Exclude the pictures and return every line exactly as written.

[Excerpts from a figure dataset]
==============================

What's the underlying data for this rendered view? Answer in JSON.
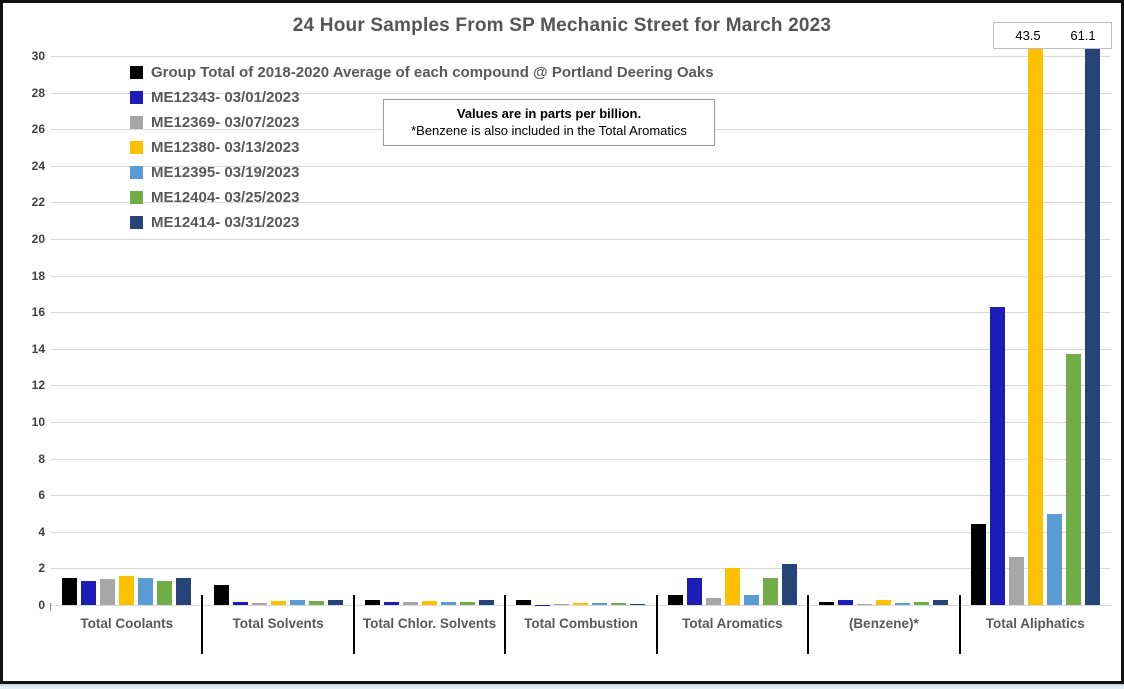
{
  "chart_data": {
    "type": "bar",
    "title": "24 Hour Samples From SP Mechanic Street for March 2023",
    "note": {
      "line1": "Values are in parts per billion.",
      "line2": "*Benzene is also included in the Total Aromatics"
    },
    "ylim": [
      0,
      30
    ],
    "ytick_step": 2,
    "grid": true,
    "legend_position": "top-left-inside",
    "categories": [
      "Total Coolants",
      "Total Solvents",
      "Total Chlor. Solvents",
      "Total Combustion",
      "Total Aromatics",
      "(Benzene)*",
      "Total Aliphatics"
    ],
    "series": [
      {
        "name": "Group Total of 2018-2020 Average of each compound @ Portland Deering Oaks",
        "color": "#000000",
        "values": [
          1.5,
          1.1,
          0.3,
          0.25,
          0.55,
          0.15,
          4.4
        ]
      },
      {
        "name": "ME12343- 03/01/2023",
        "color": "#1c1cb8",
        "values": [
          1.3,
          0.15,
          0.15,
          0.02,
          1.45,
          0.25,
          16.3
        ]
      },
      {
        "name": "ME12369- 03/07/2023",
        "color": "#a6a6a6",
        "values": [
          1.4,
          0.1,
          0.15,
          0.08,
          0.4,
          0.05,
          2.6
        ]
      },
      {
        "name": "ME12380- 03/13/2023",
        "color": "#ffc000",
        "values": [
          1.6,
          0.2,
          0.2,
          0.1,
          2.05,
          0.3,
          43.5
        ]
      },
      {
        "name": "ME12395- 03/19/2023",
        "color": "#5b9bd5",
        "values": [
          1.45,
          0.25,
          0.15,
          0.1,
          0.55,
          0.1,
          5.0
        ]
      },
      {
        "name": "ME12404- 03/25/2023",
        "color": "#70ad47",
        "values": [
          1.3,
          0.2,
          0.15,
          0.1,
          1.45,
          0.15,
          13.7
        ]
      },
      {
        "name": "ME12414- 03/31/2023",
        "color": "#264478",
        "values": [
          1.5,
          0.25,
          0.25,
          0.08,
          2.25,
          0.25,
          61.1
        ]
      }
    ],
    "overflow_labels": [
      "43.5",
      "61.1"
    ],
    "overflow_note": "yellow and navy Total Aliphatics bars are clipped at the 30 ppb axis maximum"
  }
}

==============================

→ EXERCISE ANSWER
What's the underlying data for this rendered view? Answer in JSON.
{
  "chart_data": {
    "type": "bar",
    "title": "24 Hour Samples From SP Mechanic Street for March 2023",
    "note": {
      "line1": "Values are in parts per billion.",
      "line2": "*Benzene is also included in the Total Aromatics"
    },
    "ylim": [
      0,
      30
    ],
    "ytick_step": 2,
    "grid": true,
    "legend_position": "top-left-inside",
    "categories": [
      "Total Coolants",
      "Total Solvents",
      "Total Chlor. Solvents",
      "Total Combustion",
      "Total Aromatics",
      "(Benzene)*",
      "Total Aliphatics"
    ],
    "series": [
      {
        "name": "Group Total of 2018-2020 Average of each compound @ Portland Deering Oaks",
        "color": "#000000",
        "values": [
          1.5,
          1.1,
          0.3,
          0.25,
          0.55,
          0.15,
          4.4
        ]
      },
      {
        "name": "ME12343- 03/01/2023",
        "color": "#1c1cb8",
        "values": [
          1.3,
          0.15,
          0.15,
          0.02,
          1.45,
          0.25,
          16.3
        ]
      },
      {
        "name": "ME12369- 03/07/2023",
        "color": "#a6a6a6",
        "values": [
          1.4,
          0.1,
          0.15,
          0.08,
          0.4,
          0.05,
          2.6
        ]
      },
      {
        "name": "ME12380- 03/13/2023",
        "color": "#ffc000",
        "values": [
          1.6,
          0.2,
          0.2,
          0.1,
          2.05,
          0.3,
          43.5
        ]
      },
      {
        "name": "ME12395- 03/19/2023",
        "color": "#5b9bd5",
        "values": [
          1.45,
          0.25,
          0.15,
          0.1,
          0.55,
          0.1,
          5.0
        ]
      },
      {
        "name": "ME12404- 03/25/2023",
        "color": "#70ad47",
        "values": [
          1.3,
          0.2,
          0.15,
          0.1,
          1.45,
          0.15,
          13.7
        ]
      },
      {
        "name": "ME12414- 03/31/2023",
        "color": "#264478",
        "values": [
          1.5,
          0.25,
          0.25,
          0.08,
          2.25,
          0.25,
          61.1
        ]
      }
    ],
    "overflow_labels": [
      "43.5",
      "61.1"
    ],
    "overflow_note": "yellow and navy Total Aliphatics bars are clipped at the 30 ppb axis maximum"
  }
}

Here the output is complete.